[begin Recorded data]

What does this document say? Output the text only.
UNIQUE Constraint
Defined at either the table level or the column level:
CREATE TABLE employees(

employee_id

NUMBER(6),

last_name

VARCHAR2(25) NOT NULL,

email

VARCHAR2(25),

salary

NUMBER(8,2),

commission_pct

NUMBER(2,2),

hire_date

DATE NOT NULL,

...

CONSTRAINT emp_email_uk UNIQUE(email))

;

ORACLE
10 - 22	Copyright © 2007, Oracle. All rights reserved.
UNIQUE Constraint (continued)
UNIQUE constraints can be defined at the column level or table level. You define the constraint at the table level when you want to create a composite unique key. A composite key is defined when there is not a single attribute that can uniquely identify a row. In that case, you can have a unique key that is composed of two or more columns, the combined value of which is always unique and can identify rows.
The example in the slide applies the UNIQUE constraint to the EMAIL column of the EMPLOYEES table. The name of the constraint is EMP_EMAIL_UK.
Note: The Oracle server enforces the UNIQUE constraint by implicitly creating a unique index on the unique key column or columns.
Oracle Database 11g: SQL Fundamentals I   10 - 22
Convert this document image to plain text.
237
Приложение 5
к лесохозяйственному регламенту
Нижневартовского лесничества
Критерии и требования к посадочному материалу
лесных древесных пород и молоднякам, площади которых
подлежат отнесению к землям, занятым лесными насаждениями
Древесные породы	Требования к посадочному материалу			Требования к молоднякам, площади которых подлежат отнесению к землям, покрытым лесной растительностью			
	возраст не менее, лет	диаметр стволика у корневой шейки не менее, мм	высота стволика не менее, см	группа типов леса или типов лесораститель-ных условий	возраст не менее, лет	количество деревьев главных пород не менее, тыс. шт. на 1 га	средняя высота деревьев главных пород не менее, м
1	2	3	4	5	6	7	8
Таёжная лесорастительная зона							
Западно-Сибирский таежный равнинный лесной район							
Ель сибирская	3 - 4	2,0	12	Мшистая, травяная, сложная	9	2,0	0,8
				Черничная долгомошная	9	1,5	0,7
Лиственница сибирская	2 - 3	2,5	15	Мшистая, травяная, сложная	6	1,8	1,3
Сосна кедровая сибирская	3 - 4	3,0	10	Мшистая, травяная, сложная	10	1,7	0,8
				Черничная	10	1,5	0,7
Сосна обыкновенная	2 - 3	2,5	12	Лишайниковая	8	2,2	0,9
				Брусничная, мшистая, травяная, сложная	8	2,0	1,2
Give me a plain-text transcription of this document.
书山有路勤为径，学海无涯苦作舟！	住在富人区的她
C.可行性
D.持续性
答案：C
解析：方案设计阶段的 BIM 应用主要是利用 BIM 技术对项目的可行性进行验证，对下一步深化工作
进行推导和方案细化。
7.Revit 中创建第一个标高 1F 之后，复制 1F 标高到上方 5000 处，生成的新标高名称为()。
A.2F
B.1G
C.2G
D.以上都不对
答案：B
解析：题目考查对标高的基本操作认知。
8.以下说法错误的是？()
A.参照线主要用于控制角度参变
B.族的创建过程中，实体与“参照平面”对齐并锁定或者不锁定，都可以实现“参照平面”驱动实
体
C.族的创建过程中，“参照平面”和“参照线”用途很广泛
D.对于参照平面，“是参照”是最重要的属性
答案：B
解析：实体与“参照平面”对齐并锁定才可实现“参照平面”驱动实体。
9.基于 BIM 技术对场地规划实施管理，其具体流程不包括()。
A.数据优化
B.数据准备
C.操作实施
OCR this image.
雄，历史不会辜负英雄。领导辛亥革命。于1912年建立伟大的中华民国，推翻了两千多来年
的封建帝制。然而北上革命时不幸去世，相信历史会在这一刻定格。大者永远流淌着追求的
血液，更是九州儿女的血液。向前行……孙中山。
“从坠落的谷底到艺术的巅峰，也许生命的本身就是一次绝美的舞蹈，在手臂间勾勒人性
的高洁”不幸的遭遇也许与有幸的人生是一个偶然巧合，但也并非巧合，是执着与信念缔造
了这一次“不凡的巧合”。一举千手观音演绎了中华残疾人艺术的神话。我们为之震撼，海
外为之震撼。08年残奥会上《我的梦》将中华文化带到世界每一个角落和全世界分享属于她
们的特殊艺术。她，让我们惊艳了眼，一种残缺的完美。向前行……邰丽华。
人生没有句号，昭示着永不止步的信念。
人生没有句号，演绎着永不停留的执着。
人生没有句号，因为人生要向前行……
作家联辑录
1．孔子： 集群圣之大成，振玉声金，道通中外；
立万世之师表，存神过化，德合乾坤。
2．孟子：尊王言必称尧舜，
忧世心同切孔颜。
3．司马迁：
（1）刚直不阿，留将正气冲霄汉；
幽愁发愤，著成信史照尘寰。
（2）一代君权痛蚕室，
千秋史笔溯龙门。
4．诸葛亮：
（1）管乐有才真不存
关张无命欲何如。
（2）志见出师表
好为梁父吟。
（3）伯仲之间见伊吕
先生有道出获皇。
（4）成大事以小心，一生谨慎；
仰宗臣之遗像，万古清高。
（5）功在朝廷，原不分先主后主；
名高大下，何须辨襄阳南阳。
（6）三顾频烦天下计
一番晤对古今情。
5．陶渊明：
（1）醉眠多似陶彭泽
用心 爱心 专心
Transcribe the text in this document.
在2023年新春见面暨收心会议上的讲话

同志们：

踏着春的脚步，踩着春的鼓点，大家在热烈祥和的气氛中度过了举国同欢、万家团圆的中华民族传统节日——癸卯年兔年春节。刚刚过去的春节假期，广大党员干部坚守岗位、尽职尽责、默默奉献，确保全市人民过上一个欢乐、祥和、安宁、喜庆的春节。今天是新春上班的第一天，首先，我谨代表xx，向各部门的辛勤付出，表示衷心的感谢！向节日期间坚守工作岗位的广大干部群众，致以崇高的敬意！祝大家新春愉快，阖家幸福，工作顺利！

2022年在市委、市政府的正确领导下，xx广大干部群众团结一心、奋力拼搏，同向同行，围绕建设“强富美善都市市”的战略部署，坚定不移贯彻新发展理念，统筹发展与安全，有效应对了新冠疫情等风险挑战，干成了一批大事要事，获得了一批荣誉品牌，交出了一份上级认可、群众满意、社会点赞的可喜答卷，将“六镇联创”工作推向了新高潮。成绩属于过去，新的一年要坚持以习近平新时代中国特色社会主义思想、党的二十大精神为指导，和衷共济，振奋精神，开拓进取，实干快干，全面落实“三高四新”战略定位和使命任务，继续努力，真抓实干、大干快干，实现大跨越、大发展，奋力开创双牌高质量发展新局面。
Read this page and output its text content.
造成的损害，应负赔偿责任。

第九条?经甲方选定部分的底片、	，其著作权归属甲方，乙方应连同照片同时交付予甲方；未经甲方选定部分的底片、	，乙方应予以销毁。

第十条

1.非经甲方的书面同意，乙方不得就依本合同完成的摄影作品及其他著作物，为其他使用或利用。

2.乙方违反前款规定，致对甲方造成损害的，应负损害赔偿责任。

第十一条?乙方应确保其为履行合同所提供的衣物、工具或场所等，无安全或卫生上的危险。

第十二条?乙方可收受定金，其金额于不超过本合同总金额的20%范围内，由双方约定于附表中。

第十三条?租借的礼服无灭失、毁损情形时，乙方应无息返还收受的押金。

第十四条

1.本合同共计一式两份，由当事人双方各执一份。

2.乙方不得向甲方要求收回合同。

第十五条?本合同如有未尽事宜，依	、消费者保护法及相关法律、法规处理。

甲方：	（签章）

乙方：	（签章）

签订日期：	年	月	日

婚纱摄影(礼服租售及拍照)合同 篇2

[end Recorded data]

◆ Set problem ◆
Faithfully transcribe the whole of the data.

◆ Written answer ◆
What does this document say? Output the text only.
UNIQUE Constraint
Defined at either the table level or the column level:
CREATE TABLE employees(

employee_id

NUMBER(6),

last_name

VARCHAR2(25) NOT NULL,

email

VARCHAR2(25),

salary

NUMBER(8,2),

commission_pct

NUMBER(2,2),

hire_date

DATE NOT NULL,

...

CONSTRAINT emp_email_uk UNIQUE(email))

;

ORACLE
10 - 22	Copyright © 2007, Oracle. All rights reserved.
UNIQUE Constraint (continued)
UNIQUE constraints can be defined at the column level or table level. You define the constraint at the table level when you want to create a composite unique key. A composite key is defined when there is not a single attribute that can uniquely identify a row. In that case, you can have a unique key that is composed of two or more columns, the combined value of which is always unique and can identify rows.
The example in the slide applies the UNIQUE constraint to the EMAIL column of the EMPLOYEES table. The name of the constraint is EMP_EMAIL_UK.
Note: The Oracle server enforces the UNIQUE constraint by implicitly creating a unique index on the unique key column or columns.
Oracle Database 11g: SQL Fundamentals I   10 - 22
Convert this document image to plain text.
237
Приложение 5
к лесохозяйственному регламенту
Нижневартовского лесничества
Критерии и требования к посадочному материалу
лесных древесных пород и молоднякам, площади которых
подлежат отнесению к землям, занятым лесными насаждениями
Древесные породы	Требования к посадочному материалу			Требования к молоднякам, площади которых подлежат отнесению к землям, покрытым лесной растительностью			
	возраст не менее, лет	диаметр стволика у корневой шейки не менее, мм	высота стволика не менее, см	группа типов леса или типов лесораститель-ных условий	возраст не менее, лет	количество деревьев главных пород не менее, тыс. шт. на 1 га	средняя высота деревьев главных пород не менее, м
1	2	3	4	5	6	7	8
Таёжная лесорастительная зона							
Западно-Сибирский таежный равнинный лесной район							
Ель сибирская	3 - 4	2,0	12	Мшистая, травяная, сложная	9	2,0	0,8
				Черничная долгомошная	9	1,5	0,7
Лиственница сибирская	2 - 3	2,5	15	Мшистая, травяная, сложная	6	1,8	1,3
Сосна кедровая сибирская	3 - 4	3,0	10	Мшистая, травяная, сложная	10	1,7	0,8
				Черничная	10	1,5	0,7
Сосна обыкновенная	2 - 3	2,5	12	Лишайниковая	8	2,2	0,9
				Брусничная, мшистая, травяная, сложная	8	2,0	1,2
Give me a plain-text transcription of this document.
书山有路勤为径，学海无涯苦作舟！	住在富人区的她
C.可行性
D.持续性
答案：C
解析：方案设计阶段的 BIM 应用主要是利用 BIM 技术对项目的可行性进行验证，对下一步深化工作
进行推导和方案细化。
7.Revit 中创建第一个标高 1F 之后，复制 1F 标高到上方 5000 处，生成的新标高名称为()。
A.2F
B.1G
C.2G
D.以上都不对
答案：B
解析：题目考查对标高的基本操作认知。
8.以下说法错误的是？()
A.参照线主要用于控制角度参变
B.族的创建过程中，实体与“参照平面”对齐并锁定或者不锁定，都可以实现“参照平面”驱动实
体
C.族的创建过程中，“参照平面”和“参照线”用途很广泛
D.对于参照平面，“是参照”是最重要的属性
答案：B
解析：实体与“参照平面”对齐并锁定才可实现“参照平面”驱动实体。
9.基于 BIM 技术对场地规划实施管理，其具体流程不包括()。
A.数据优化
B.数据准备
C.操作实施
OCR this image.
雄，历史不会辜负英雄。领导辛亥革命。于1912年建立伟大的中华民国，推翻了两千多来年
的封建帝制。然而北上革命时不幸去世，相信历史会在这一刻定格。大者永远流淌着追求的
血液，更是九州儿女的血液。向前行……孙中山。
“从坠落的谷底到艺术的巅峰，也许生命的本身就是一次绝美的舞蹈，在手臂间勾勒人性
的高洁”不幸的遭遇也许与有幸的人生是一个偶然巧合，但也并非巧合，是执着与信念缔造
了这一次“不凡的巧合”。一举千手观音演绎了中华残疾人艺术的神话。我们为之震撼，海
外为之震撼。08年残奥会上《我的梦》将中华文化带到世界每一个角落和全世界分享属于她
们的特殊艺术。她，让我们惊艳了眼，一种残缺的完美。向前行……邰丽华。
人生没有句号，昭示着永不止步的信念。
人生没有句号，演绎着永不停留的执着。
人生没有句号，因为人生要向前行……
作家联辑录
1．孔子： 集群圣之大成，振玉声金，道通中外；
立万世之师表，存神过化，德合乾坤。
2．孟子：尊王言必称尧舜，
忧世心同切孔颜。
3．司马迁：
（1）刚直不阿，留将正气冲霄汉；
幽愁发愤，著成信史照尘寰。
（2）一代君权痛蚕室，
千秋史笔溯龙门。
4．诸葛亮：
（1）管乐有才真不存
关张无命欲何如。
（2）志见出师表
好为梁父吟。
（3）伯仲之间见伊吕
先生有道出获皇。
（4）成大事以小心，一生谨慎；
仰宗臣之遗像，万古清高。
（5）功在朝廷，原不分先主后主；
名高大下，何须辨襄阳南阳。
（6）三顾频烦天下计
一番晤对古今情。
5．陶渊明：
（1）醉眠多似陶彭泽
用心 爱心 专心
Transcribe the text in this document.
在2023年新春见面暨收心会议上的讲话

同志们：

踏着春的脚步，踩着春的鼓点，大家在热烈祥和的气氛中度过了举国同欢、万家团圆的中华民族传统节日——癸卯年兔年春节。刚刚过去的春节假期，广大党员干部坚守岗位、尽职尽责、默默奉献，确保全市人民过上一个欢乐、祥和、安宁、喜庆的春节。今天是新春上班的第一天，首先，我谨代表xx，向各部门的辛勤付出，表示衷心的感谢！向节日期间坚守工作岗位的广大干部群众，致以崇高的敬意！祝大家新春愉快，阖家幸福，工作顺利！

2022年在市委、市政府的正确领导下，xx广大干部群众团结一心、奋力拼搏，同向同行，围绕建设“强富美善都市市”的战略部署，坚定不移贯彻新发展理念，统筹发展与安全，有效应对了新冠疫情等风险挑战，干成了一批大事要事，获得了一批荣誉品牌，交出了一份上级认可、群众满意、社会点赞的可喜答卷，将“六镇联创”工作推向了新高潮。成绩属于过去，新的一年要坚持以习近平新时代中国特色社会主义思想、党的二十大精神为指导，和衷共济，振奋精神，开拓进取，实干快干，全面落实“三高四新”战略定位和使命任务，继续努力，真抓实干、大干快干，实现大跨越、大发展，奋力开创双牌高质量发展新局面。
Read this page and output its text content.
造成的损害，应负赔偿责任。

第九条?经甲方选定部分的底片、	，其著作权归属甲方，乙方应连同照片同时交付予甲方；未经甲方选定部分的底片、	，乙方应予以销毁。

第十条

1.非经甲方的书面同意，乙方不得就依本合同完成的摄影作品及其他著作物，为其他使用或利用。

2.乙方违反前款规定，致对甲方造成损害的，应负损害赔偿责任。

第十一条?乙方应确保其为履行合同所提供的衣物、工具或场所等，无安全或卫生上的危险。

第十二条?乙方可收受定金，其金额于不超过本合同总金额的20%范围内，由双方约定于附表中。

第十三条?租借的礼服无灭失、毁损情形时，乙方应无息返还收受的押金。

第十四条

1.本合同共计一式两份，由当事人双方各执一份。

2.乙方不得向甲方要求收回合同。

第十五条?本合同如有未尽事宜，依	、消费者保护法及相关法律、法规处理。

甲方：	（签章）

乙方：	（签章）

签订日期：	年	月	日

婚纱摄影(礼服租售及拍照)合同 篇2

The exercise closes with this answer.